[Written instruction] All of the data that follows should be retyped exactly, please, except the pictures.

-------- Extracted records

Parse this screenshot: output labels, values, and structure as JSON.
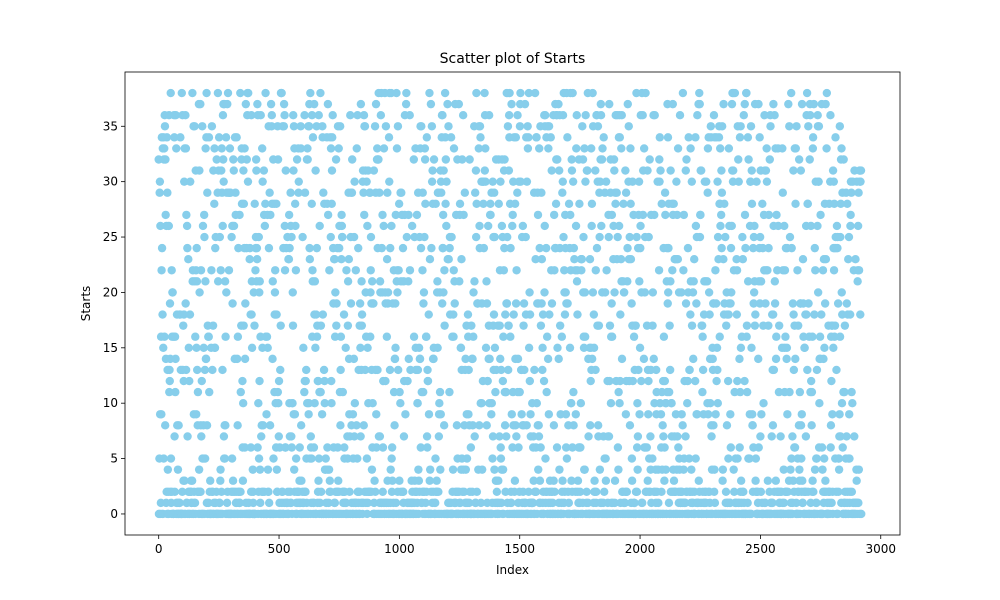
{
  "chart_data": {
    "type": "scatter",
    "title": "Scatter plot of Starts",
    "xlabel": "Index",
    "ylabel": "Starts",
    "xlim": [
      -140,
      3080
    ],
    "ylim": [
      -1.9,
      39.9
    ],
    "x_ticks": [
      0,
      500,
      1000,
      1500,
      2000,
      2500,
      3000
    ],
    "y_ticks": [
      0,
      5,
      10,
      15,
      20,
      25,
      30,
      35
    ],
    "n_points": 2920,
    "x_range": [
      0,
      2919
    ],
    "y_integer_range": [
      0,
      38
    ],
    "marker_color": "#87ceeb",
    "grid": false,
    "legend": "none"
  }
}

----------------

[Answer below]
Parse this screenshot: output labels, values, and structure as JSON.
{
  "chart_data": {
    "type": "scatter",
    "title": "Scatter plot of Starts",
    "xlabel": "Index",
    "ylabel": "Starts",
    "xlim": [
      -140,
      3080
    ],
    "ylim": [
      -1.9,
      39.9
    ],
    "x_ticks": [
      0,
      500,
      1000,
      1500,
      2000,
      2500,
      3000
    ],
    "y_ticks": [
      0,
      5,
      10,
      15,
      20,
      25,
      30,
      35
    ],
    "n_points": 2920,
    "x_range": [
      0,
      2919
    ],
    "y_integer_range": [
      0,
      38
    ],
    "marker_color": "#87ceeb",
    "grid": false,
    "legend": "none"
  }
}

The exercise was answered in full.